→ **TASK BRIEF**
Search the material for the word "累计同比" and report each line where it turns up.

Records contained in a dataset
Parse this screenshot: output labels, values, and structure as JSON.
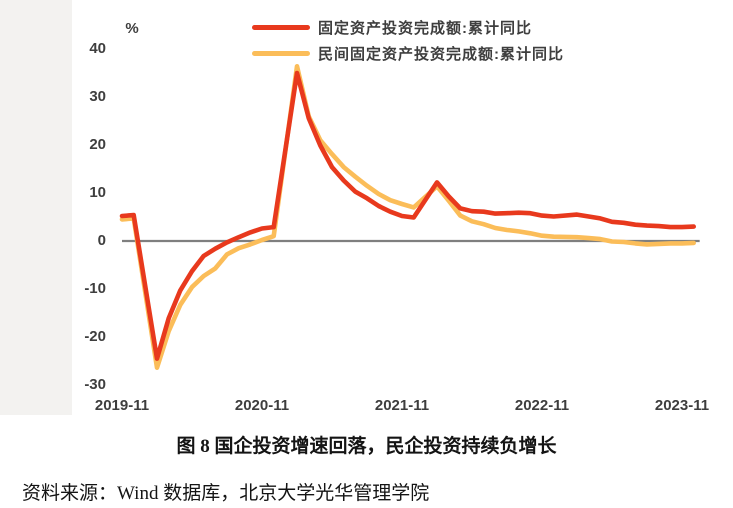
{
  "figure": {
    "caption": "图 8 国企投资增速回落，民企投资持续负增长",
    "source": "资料来源：Wind 数据库，北京大学光华管理学院"
  },
  "chart": {
    "unit_label": "%",
    "colors": {
      "series1": "#e8391d",
      "series2": "#fbbd59",
      "zero_line": "#7f7f7f",
      "tick_text": "#3e3e3e"
    },
    "legend": [
      {
        "label": "固定资产投资完成额:累计同比",
        "color": "#e8391d"
      },
      {
        "label": "民间固定资产投资完成额:累计同比",
        "color": "#fbbd59"
      }
    ]
  },
  "chart_data": {
    "type": "line",
    "title": "图 8 国企投资增速回落，民企投资持续负增长",
    "xlabel": "",
    "ylabel": "%",
    "ylim": [
      -30,
      40
    ],
    "y_ticks": [
      40,
      30,
      20,
      10,
      0,
      -10,
      -20,
      -30
    ],
    "x_tick_labels": [
      "2019-11",
      "2020-11",
      "2021-11",
      "2022-11",
      "2023-11"
    ],
    "grid": false,
    "legend_position": "top",
    "zero_line": true,
    "x": [
      "2019-11",
      "2019-12",
      "2020-02",
      "2020-03",
      "2020-04",
      "2020-05",
      "2020-06",
      "2020-07",
      "2020-08",
      "2020-09",
      "2020-10",
      "2020-11",
      "2020-12",
      "2021-02",
      "2021-03",
      "2021-04",
      "2021-05",
      "2021-06",
      "2021-07",
      "2021-08",
      "2021-09",
      "2021-10",
      "2021-11",
      "2021-12",
      "2022-02",
      "2022-03",
      "2022-04",
      "2022-05",
      "2022-06",
      "2022-07",
      "2022-08",
      "2022-09",
      "2022-10",
      "2022-11",
      "2022-12",
      "2023-02",
      "2023-03",
      "2023-04",
      "2023-05",
      "2023-06",
      "2023-07",
      "2023-08",
      "2023-09",
      "2023-10",
      "2023-11",
      "2023-12"
    ],
    "series": [
      {
        "name": "固定资产投资完成额:累计同比",
        "color": "#e8391d",
        "values": [
          5.2,
          5.4,
          -24.5,
          -16.1,
          -10.3,
          -6.3,
          -3.1,
          -1.6,
          -0.3,
          0.8,
          1.8,
          2.6,
          2.9,
          35.0,
          25.6,
          19.9,
          15.4,
          12.6,
          10.3,
          8.9,
          7.3,
          6.1,
          5.2,
          4.9,
          12.2,
          9.3,
          6.8,
          6.2,
          6.1,
          5.7,
          5.8,
          5.9,
          5.8,
          5.3,
          5.1,
          5.5,
          5.1,
          4.7,
          4.0,
          3.8,
          3.4,
          3.2,
          3.1,
          2.9,
          2.9,
          3.0
        ]
      },
      {
        "name": "民间固定资产投资完成额:累计同比",
        "color": "#fbbd59",
        "values": [
          4.5,
          4.7,
          -26.4,
          -18.8,
          -13.3,
          -9.6,
          -7.3,
          -5.7,
          -2.8,
          -1.5,
          -0.7,
          0.2,
          1.0,
          36.4,
          26.0,
          21.0,
          18.1,
          15.4,
          13.4,
          11.5,
          9.8,
          8.5,
          7.7,
          7.0,
          11.4,
          8.4,
          5.3,
          4.1,
          3.5,
          2.7,
          2.3,
          2.0,
          1.6,
          1.1,
          0.9,
          0.8,
          0.6,
          0.4,
          -0.1,
          -0.2,
          -0.5,
          -0.7,
          -0.6,
          -0.5,
          -0.5,
          -0.4
        ]
      }
    ]
  }
}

→ **TASK OUTPUT**
        "label": "固定资产投资完成额:累计同比",
        "label": "民间固定资产投资完成额:累计同比",
        "name": "固定资产投资完成额:累计同比",
        "name": "民间固定资产投资完成额:累计同比",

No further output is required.